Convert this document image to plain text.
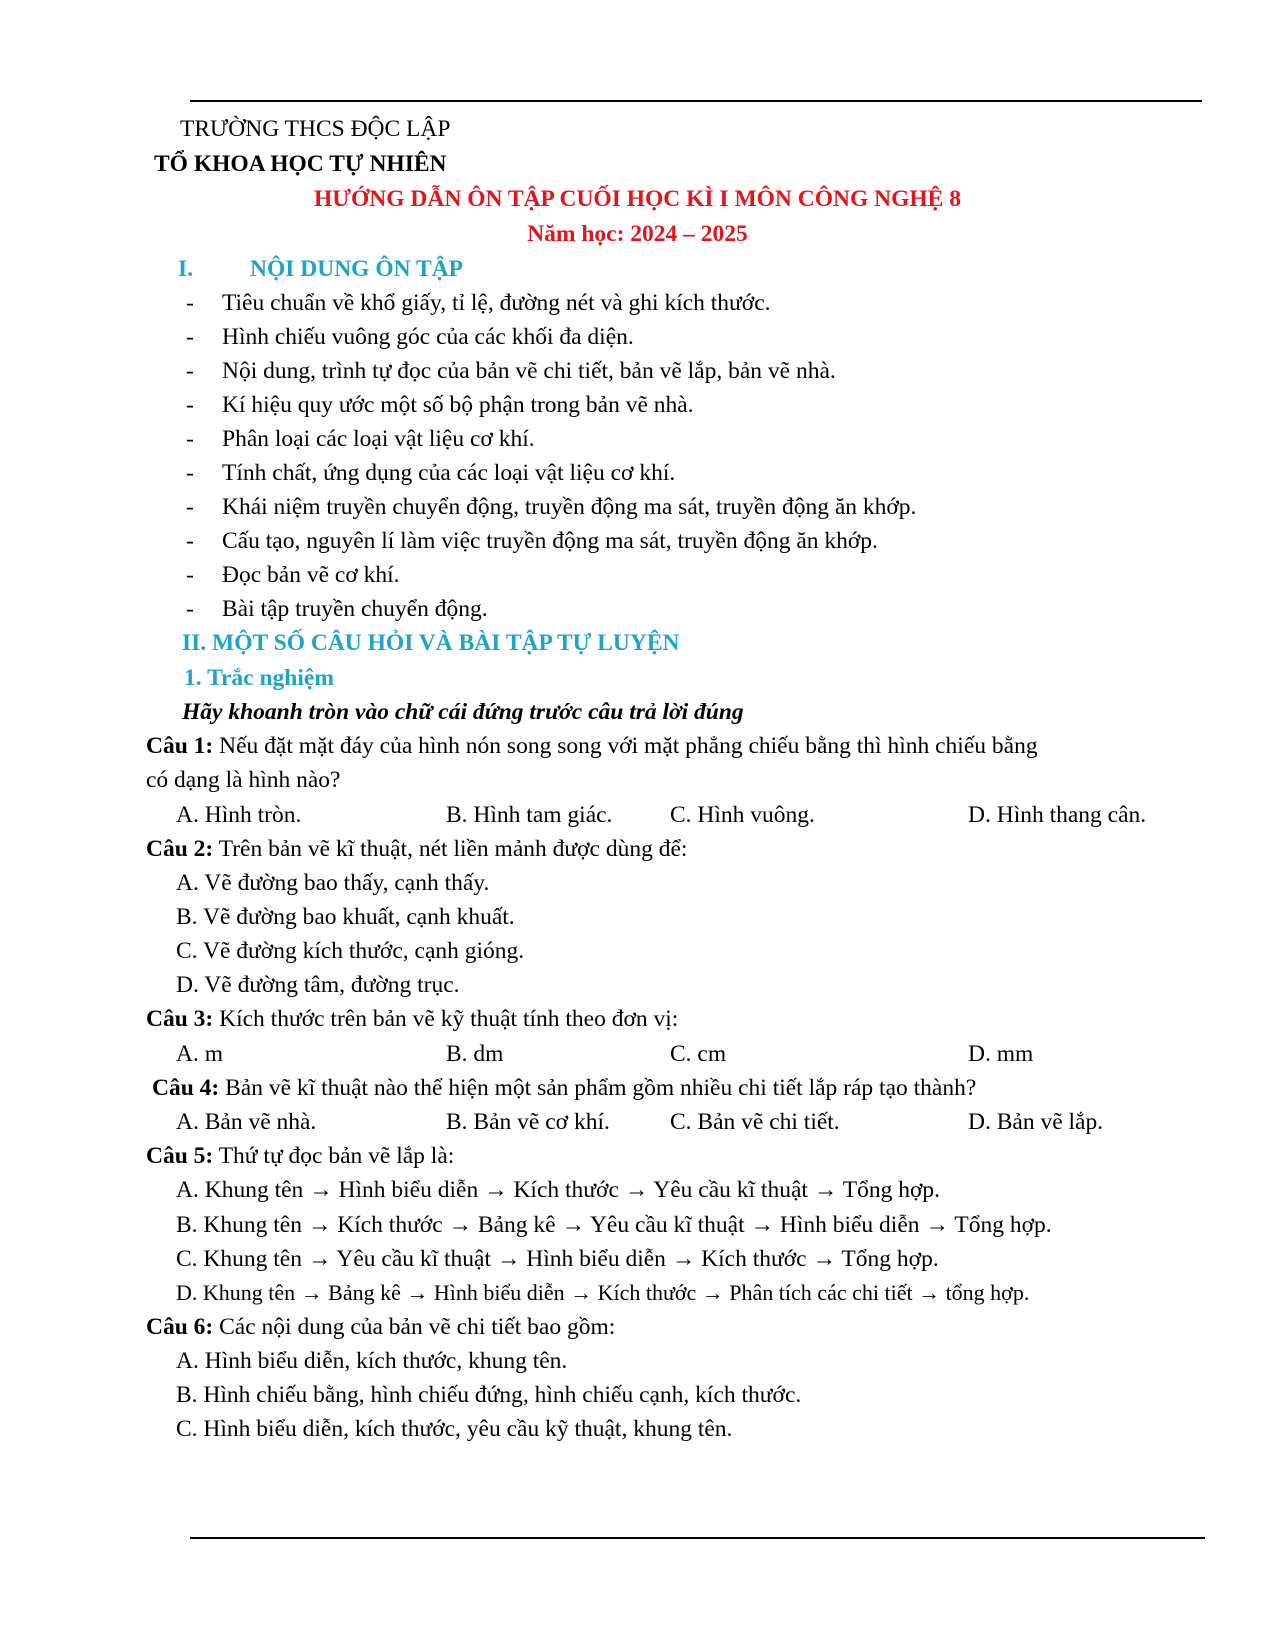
TRƯỜNG THCS ĐỘC LẬP
TỔ KHOA HỌC TỰ NHIÊN
HƯỚNG DẪN ÔN TẬP CUỐI HỌC KÌ I MÔN CÔNG NGHỆ 8
Năm học: 2024 – 2025
I. NỘI DUNG ÔN TẬP
- Tiêu chuẩn về khổ giấy, tỉ lệ, đường nét và ghi kích thước.
- Hình chiếu vuông góc của các khối đa diện.
- Nội dung, trình tự đọc của bản vẽ chi tiết, bản vẽ lắp, bản vẽ nhà.
- Kí hiệu quy ước một số bộ phận trong bản vẽ nhà.
- Phân loại các loại vật liệu cơ khí.
- Tính chất, ứng dụng của các loại vật liệu cơ khí.
- Khái niệm truyền chuyển động, truyền động ma sát, truyền động ăn khớp.
- Cấu tạo, nguyên lí làm việc truyền động ma sát, truyền động ăn khớp.
- Đọc bản vẽ cơ khí.
- Bài tập truyền chuyển động.
II. MỘT SỐ CÂU HỎI VÀ BÀI TẬP TỰ LUYỆN
1. Trắc nghiệm
Hãy khoanh tròn vào chữ cái đứng trước câu trả lời đúng
Câu 1: Nếu đặt mặt đáy của hình nón song song với mặt phẳng chiếu bằng thì hình chiếu bằng
có dạng là hình nào?
A. Hình tròn.	B. Hình tam giác. C. Hình vuông.	D. Hình thang cân.
Câu 2: Trên bản vẽ kĩ thuật, nét liền mảnh được dùng để:
A. Vẽ đường bao thấy, cạnh thấy.
B. Vẽ đường bao khuất, cạnh khuất.
C. Vẽ đường kích thước, cạnh gióng.
D. Vẽ đường tâm, đường trục.
Câu 3: Kích thước trên bản vẽ kỹ thuật tính theo đơn vị:
A. m	B. dm	C. cm	D. mm
Câu 4: Bản vẽ kĩ thuật nào thể hiện một sản phẩm gồm nhiều chi tiết lắp ráp tạo thành?
A. Bản vẽ nhà.	B. Bản vẽ cơ khí.	C. Bản vẽ chi tiết.	D. Bản vẽ lắp.
Câu 5: Thứ tự đọc bản vẽ lắp là:
A. Khung tên → Hình biểu diễn → Kích thước → Yêu cầu kĩ thuật → Tổng hợp.
B. Khung tên → Kích thước → Bảng kê → Yêu cầu kĩ thuật → Hình biểu diễn → Tổng hợp.
C. Khung tên → Yêu cầu kĩ thuật → Hình biểu diễn → Kích thước → Tổng hợp.
D. Khung tên → Bảng kê → Hình biểu diễn → Kích thước → Phân tích các chi tiết → tổng hợp.
Câu 6: Các nội dung của bản vẽ chi tiết bao gồm:
A. Hình biểu diễn, kích thước, khung tên.
B. Hình chiếu bằng, hình chiếu đứng, hình chiếu cạnh, kích thước.
C. Hình biểu diễn, kích thước, yêu cầu kỹ thuật, khung tên.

▸ Exercise brief
Retype the data above exactly; pictures are not part of the copy.

▸ The reply
Convert this document image to plain text.
TRƯỜNG THCS ĐỘC LẬP
TỔ KHOA HỌC TỰ NHIÊN
HƯỚNG DẪN ÔN TẬP CUỐI HỌC KÌ I MÔN CÔNG NGHỆ 8
Năm học: 2024 – 2025
I. NỘI DUNG ÔN TẬP
- Tiêu chuẩn về khổ giấy, tỉ lệ, đường nét và ghi kích thước.
- Hình chiếu vuông góc của các khối đa diện.
- Nội dung, trình tự đọc của bản vẽ chi tiết, bản vẽ lắp, bản vẽ nhà.
- Kí hiệu quy ước một số bộ phận trong bản vẽ nhà.
- Phân loại các loại vật liệu cơ khí.
- Tính chất, ứng dụng của các loại vật liệu cơ khí.
- Khái niệm truyền chuyển động, truyền động ma sát, truyền động ăn khớp.
- Cấu tạo, nguyên lí làm việc truyền động ma sát, truyền động ăn khớp.
- Đọc bản vẽ cơ khí.
- Bài tập truyền chuyển động.
II. MỘT SỐ CÂU HỎI VÀ BÀI TẬP TỰ LUYỆN
1. Trắc nghiệm
Hãy khoanh tròn vào chữ cái đứng trước câu trả lời đúng
Câu 1: Nếu đặt mặt đáy của hình nón song song với mặt phẳng chiếu bằng thì hình chiếu bằng
có dạng là hình nào?
A. Hình tròn.	B. Hình tam giác. C. Hình vuông.	D. Hình thang cân.
Câu 2: Trên bản vẽ kĩ thuật, nét liền mảnh được dùng để:
A. Vẽ đường bao thấy, cạnh thấy.
B. Vẽ đường bao khuất, cạnh khuất.
C. Vẽ đường kích thước, cạnh gióng.
D. Vẽ đường tâm, đường trục.
Câu 3: Kích thước trên bản vẽ kỹ thuật tính theo đơn vị:
A. m	B. dm	C. cm	D. mm
Câu 4: Bản vẽ kĩ thuật nào thể hiện một sản phẩm gồm nhiều chi tiết lắp ráp tạo thành?
A. Bản vẽ nhà.	B. Bản vẽ cơ khí.	C. Bản vẽ chi tiết.	D. Bản vẽ lắp.
Câu 5: Thứ tự đọc bản vẽ lắp là:
A. Khung tên → Hình biểu diễn → Kích thước → Yêu cầu kĩ thuật → Tổng hợp.
B. Khung tên → Kích thước → Bảng kê → Yêu cầu kĩ thuật → Hình biểu diễn → Tổng hợp.
C. Khung tên → Yêu cầu kĩ thuật → Hình biểu diễn → Kích thước → Tổng hợp.
D. Khung tên → Bảng kê → Hình biểu diễn → Kích thước → Phân tích các chi tiết → tổng hợp.
Câu 6: Các nội dung của bản vẽ chi tiết bao gồm:
A. Hình biểu diễn, kích thước, khung tên.
B. Hình chiếu bằng, hình chiếu đứng, hình chiếu cạnh, kích thước.
C. Hình biểu diễn, kích thước, yêu cầu kỹ thuật, khung tên.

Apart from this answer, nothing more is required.